What you are asked to do ▸
In the material below, find how many lines contain the string "JSON". Write only that number.

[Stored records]
----

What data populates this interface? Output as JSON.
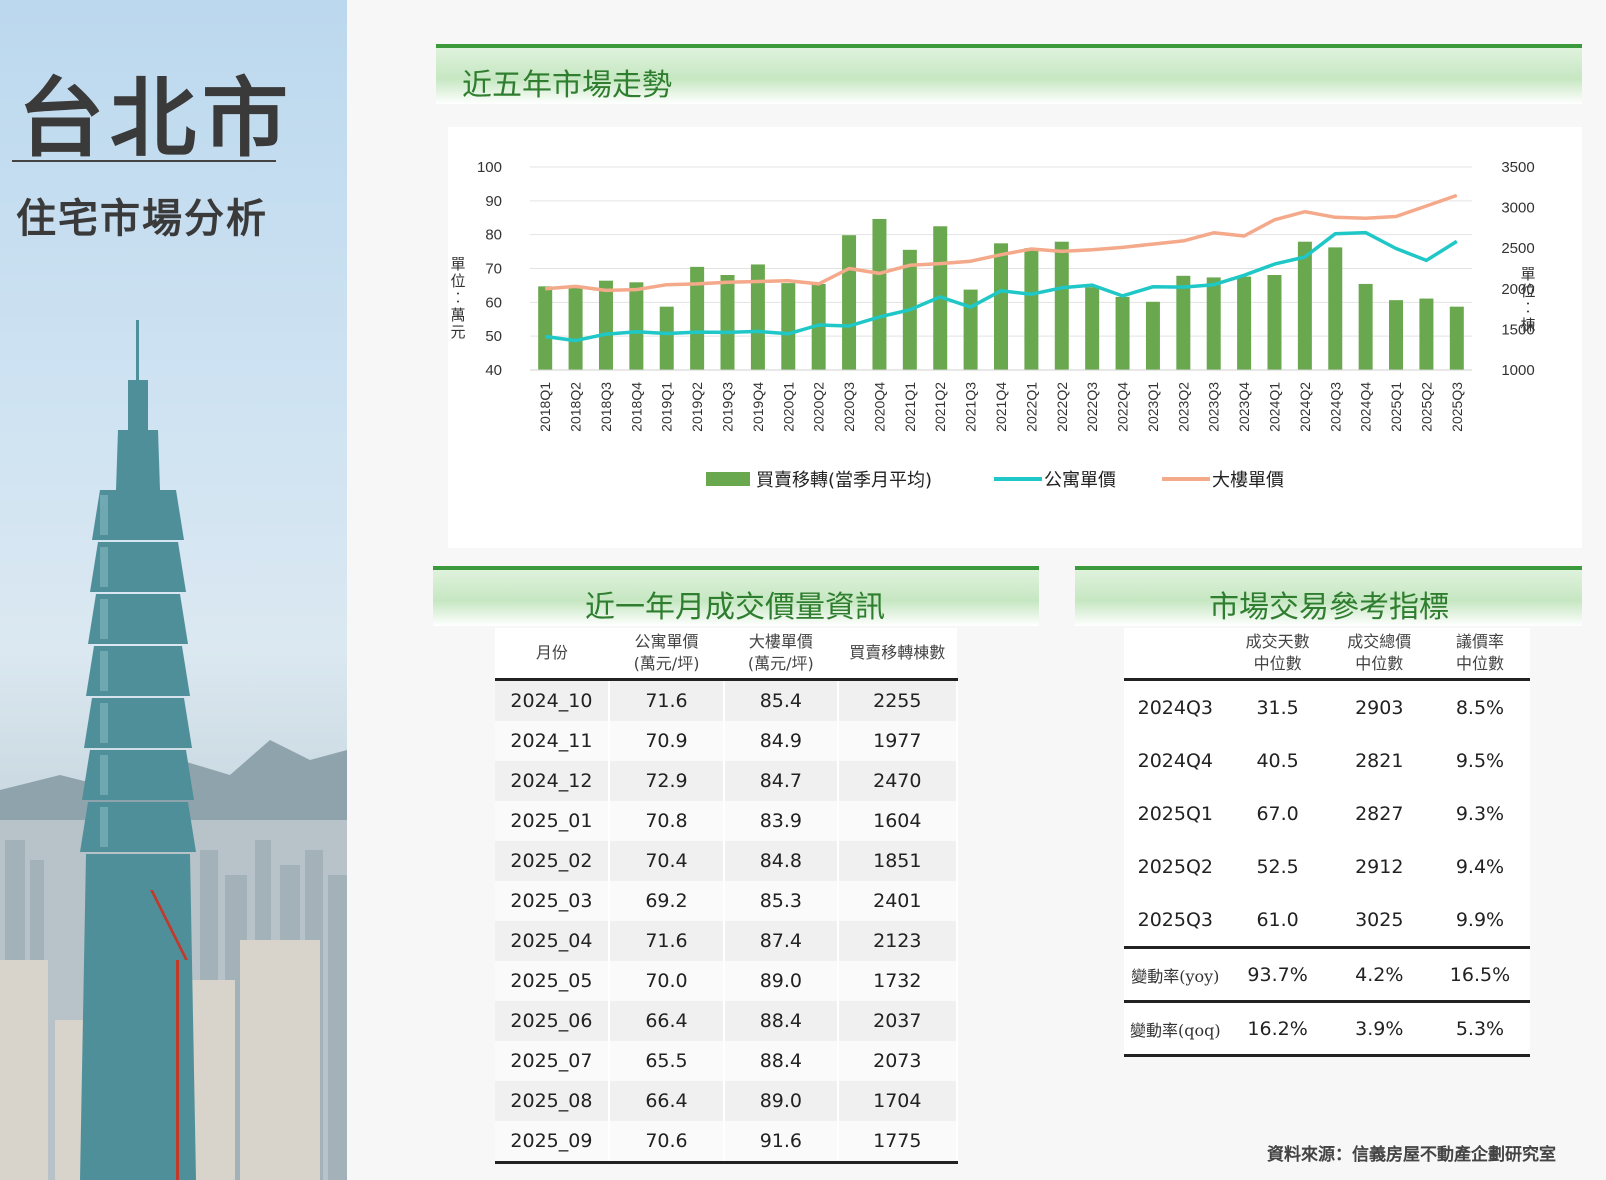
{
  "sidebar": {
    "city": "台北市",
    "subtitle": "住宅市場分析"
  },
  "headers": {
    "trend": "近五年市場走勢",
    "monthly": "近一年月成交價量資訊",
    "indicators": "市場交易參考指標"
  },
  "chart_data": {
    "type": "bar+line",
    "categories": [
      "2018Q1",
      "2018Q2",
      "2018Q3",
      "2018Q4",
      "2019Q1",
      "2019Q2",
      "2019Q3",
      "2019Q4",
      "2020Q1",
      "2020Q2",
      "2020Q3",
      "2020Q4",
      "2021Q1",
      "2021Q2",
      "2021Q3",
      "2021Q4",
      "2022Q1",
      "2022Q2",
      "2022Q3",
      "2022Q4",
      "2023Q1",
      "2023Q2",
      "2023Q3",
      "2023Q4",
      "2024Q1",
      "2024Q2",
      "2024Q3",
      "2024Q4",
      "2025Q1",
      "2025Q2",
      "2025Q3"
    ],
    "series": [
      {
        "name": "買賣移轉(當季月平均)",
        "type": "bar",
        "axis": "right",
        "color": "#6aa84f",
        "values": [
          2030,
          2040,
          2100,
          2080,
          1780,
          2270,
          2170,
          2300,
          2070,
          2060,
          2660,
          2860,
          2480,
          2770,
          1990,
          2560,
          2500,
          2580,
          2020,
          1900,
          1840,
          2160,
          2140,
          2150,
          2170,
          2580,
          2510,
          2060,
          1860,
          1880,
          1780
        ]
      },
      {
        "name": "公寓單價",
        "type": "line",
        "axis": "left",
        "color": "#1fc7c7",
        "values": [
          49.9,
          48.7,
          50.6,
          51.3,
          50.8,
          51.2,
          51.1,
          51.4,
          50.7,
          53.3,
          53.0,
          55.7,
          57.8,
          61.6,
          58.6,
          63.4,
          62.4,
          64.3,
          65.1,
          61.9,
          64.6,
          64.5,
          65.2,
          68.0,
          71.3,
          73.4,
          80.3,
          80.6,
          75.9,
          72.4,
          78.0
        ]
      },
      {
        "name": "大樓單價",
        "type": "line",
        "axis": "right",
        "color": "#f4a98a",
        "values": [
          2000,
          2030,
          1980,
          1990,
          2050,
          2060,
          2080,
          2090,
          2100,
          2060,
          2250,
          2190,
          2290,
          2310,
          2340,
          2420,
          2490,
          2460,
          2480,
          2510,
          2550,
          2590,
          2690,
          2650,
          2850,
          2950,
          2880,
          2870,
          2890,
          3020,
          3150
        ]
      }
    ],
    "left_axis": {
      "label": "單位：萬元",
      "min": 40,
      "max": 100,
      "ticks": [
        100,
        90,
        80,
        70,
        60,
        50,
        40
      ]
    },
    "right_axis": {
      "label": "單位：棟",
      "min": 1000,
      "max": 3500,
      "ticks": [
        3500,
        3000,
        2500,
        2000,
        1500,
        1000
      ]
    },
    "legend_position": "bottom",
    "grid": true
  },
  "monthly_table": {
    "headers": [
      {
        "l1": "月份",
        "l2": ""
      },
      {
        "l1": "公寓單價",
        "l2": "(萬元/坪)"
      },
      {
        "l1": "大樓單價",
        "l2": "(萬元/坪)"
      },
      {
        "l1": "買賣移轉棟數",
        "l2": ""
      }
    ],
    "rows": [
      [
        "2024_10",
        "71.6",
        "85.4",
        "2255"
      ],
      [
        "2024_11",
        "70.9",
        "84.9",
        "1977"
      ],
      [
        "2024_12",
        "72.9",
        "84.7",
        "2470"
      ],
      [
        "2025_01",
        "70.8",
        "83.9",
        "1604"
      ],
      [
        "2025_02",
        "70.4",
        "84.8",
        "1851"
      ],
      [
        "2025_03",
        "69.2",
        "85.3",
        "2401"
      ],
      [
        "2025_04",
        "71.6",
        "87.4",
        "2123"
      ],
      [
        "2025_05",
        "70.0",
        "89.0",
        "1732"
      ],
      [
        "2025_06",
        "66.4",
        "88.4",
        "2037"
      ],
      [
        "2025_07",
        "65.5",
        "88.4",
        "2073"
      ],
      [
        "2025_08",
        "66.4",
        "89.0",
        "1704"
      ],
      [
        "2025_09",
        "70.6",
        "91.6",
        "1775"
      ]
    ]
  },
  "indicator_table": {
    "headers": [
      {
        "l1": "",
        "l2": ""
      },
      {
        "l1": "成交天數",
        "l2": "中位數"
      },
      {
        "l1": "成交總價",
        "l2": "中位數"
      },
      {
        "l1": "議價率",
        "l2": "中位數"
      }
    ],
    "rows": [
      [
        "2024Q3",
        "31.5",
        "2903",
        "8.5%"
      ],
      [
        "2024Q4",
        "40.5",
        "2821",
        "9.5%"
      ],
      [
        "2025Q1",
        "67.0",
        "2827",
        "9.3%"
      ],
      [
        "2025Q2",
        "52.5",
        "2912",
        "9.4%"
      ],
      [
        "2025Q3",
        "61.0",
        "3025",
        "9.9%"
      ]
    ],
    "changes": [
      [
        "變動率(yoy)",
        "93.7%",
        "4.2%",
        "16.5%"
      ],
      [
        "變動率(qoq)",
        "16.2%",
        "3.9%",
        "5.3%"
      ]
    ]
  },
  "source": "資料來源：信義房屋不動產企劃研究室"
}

----

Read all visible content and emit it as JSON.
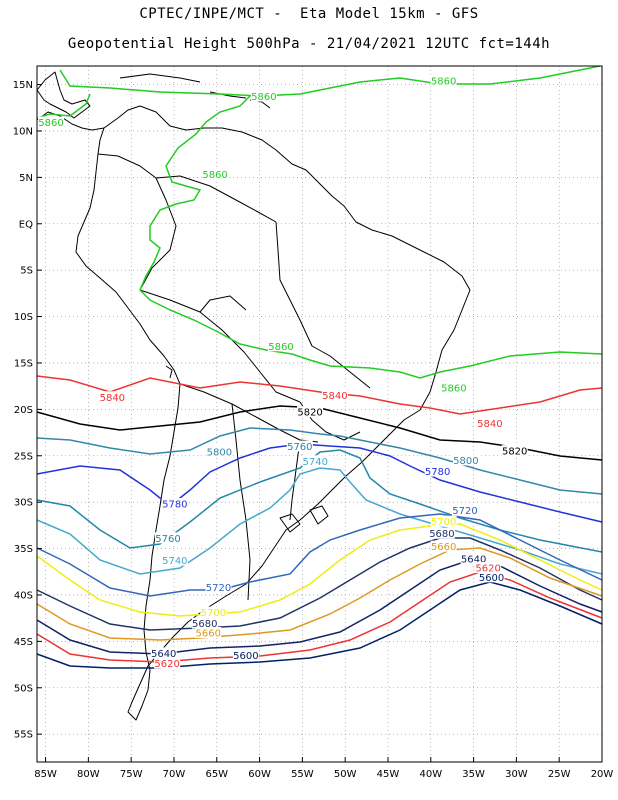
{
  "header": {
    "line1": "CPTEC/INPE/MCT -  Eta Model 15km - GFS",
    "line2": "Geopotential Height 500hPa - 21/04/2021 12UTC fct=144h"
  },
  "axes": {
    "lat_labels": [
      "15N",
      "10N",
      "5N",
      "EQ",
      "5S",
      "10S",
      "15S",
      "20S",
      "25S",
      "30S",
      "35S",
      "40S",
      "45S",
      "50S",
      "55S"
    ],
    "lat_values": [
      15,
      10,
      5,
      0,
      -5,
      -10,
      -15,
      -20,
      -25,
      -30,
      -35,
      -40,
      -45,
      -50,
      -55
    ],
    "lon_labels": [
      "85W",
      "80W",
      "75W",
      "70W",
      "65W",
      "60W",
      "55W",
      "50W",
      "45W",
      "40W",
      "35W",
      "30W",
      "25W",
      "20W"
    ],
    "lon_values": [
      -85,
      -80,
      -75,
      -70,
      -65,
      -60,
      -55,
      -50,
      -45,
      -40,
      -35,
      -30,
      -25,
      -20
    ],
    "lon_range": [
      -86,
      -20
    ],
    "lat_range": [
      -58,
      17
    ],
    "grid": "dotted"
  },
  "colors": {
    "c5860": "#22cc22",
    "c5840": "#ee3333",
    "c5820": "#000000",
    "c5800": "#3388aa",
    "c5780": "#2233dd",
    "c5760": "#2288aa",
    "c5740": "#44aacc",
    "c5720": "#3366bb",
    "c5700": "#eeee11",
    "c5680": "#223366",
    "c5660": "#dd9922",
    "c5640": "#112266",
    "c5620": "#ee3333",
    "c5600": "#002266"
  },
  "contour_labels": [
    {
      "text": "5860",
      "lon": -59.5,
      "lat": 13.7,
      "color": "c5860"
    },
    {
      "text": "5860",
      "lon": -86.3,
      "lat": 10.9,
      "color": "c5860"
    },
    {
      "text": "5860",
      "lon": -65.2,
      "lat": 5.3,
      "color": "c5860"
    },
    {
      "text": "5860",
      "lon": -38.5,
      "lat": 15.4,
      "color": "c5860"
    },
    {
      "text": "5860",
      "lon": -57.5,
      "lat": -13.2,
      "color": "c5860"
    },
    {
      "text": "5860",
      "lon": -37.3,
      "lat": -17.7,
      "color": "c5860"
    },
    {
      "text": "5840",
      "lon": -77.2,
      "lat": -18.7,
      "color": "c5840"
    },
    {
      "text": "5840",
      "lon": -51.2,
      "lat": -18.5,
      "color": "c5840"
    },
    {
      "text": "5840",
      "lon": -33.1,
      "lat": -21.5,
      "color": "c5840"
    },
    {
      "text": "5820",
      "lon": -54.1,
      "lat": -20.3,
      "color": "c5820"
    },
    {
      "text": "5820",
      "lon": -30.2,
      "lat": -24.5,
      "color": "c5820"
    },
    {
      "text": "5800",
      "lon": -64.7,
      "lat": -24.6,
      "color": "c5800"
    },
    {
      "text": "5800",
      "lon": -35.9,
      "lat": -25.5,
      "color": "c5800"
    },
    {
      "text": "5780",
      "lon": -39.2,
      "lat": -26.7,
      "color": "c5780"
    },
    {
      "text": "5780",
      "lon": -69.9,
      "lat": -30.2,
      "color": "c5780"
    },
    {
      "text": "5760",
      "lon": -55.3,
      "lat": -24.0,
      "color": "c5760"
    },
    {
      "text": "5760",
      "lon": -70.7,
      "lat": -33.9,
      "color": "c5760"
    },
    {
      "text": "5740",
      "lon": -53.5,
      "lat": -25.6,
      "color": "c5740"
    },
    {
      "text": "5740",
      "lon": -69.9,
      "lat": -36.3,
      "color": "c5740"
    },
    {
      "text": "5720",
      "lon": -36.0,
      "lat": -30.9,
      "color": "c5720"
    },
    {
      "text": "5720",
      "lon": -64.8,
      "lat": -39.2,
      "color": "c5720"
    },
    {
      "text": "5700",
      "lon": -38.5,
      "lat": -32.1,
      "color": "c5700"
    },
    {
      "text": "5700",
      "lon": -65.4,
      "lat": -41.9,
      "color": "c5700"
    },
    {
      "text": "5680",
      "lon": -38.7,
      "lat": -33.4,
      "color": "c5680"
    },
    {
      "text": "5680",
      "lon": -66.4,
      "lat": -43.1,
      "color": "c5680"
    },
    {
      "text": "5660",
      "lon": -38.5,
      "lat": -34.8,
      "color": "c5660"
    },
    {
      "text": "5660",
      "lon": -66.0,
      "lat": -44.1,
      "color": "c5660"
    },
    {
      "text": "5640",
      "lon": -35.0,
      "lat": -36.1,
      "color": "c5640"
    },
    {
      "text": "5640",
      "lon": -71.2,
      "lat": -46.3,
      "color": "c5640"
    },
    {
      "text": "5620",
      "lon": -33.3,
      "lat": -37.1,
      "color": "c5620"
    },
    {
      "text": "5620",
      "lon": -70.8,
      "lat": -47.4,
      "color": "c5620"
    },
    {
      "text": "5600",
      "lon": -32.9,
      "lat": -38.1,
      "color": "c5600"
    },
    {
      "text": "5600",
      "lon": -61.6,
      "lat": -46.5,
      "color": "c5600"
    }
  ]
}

----

Response to the task ▸
2